--- RECORDS ---

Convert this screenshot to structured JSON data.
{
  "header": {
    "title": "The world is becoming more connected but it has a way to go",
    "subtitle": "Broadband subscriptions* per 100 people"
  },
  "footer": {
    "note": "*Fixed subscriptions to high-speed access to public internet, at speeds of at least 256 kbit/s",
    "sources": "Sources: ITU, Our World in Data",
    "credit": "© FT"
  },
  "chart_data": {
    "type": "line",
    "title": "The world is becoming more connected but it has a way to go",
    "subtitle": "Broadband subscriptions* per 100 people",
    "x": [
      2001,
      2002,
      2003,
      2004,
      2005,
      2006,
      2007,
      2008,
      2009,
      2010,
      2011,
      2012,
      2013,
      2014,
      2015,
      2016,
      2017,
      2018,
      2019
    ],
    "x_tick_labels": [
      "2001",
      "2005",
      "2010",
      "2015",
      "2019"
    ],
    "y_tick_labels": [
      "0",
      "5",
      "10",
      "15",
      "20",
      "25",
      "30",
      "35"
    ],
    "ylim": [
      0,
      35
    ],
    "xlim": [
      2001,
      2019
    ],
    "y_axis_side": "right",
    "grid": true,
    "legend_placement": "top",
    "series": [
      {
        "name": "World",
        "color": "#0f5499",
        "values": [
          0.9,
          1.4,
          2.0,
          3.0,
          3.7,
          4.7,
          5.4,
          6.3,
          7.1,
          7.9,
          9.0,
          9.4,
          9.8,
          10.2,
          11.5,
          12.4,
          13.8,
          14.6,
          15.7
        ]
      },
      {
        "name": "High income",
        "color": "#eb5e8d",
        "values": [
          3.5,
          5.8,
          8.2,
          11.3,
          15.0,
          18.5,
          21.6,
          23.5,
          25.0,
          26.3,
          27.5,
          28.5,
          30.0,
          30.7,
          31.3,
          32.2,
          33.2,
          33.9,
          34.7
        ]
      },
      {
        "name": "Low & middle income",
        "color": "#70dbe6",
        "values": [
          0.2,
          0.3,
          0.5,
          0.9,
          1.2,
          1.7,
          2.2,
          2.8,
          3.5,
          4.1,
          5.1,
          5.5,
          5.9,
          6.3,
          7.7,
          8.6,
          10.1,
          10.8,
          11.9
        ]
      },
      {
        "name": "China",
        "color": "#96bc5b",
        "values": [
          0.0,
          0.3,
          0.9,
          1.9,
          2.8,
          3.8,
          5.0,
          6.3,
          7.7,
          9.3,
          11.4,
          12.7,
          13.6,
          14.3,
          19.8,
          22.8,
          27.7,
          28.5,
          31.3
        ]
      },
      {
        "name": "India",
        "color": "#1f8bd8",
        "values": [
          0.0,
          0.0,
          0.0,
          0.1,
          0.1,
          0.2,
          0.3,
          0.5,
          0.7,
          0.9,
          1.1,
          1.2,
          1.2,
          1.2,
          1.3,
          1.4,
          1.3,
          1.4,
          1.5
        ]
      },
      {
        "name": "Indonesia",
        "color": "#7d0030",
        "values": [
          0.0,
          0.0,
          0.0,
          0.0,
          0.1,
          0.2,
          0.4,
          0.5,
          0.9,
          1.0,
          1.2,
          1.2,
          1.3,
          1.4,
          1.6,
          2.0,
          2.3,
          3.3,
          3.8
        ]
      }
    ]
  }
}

--- SET TASK ---
Each line with the string "income" in it needs to be found and copied.

--- SOLUTION TO THIS TASK ---
        "name": "High income",
        "name": "Low & middle income",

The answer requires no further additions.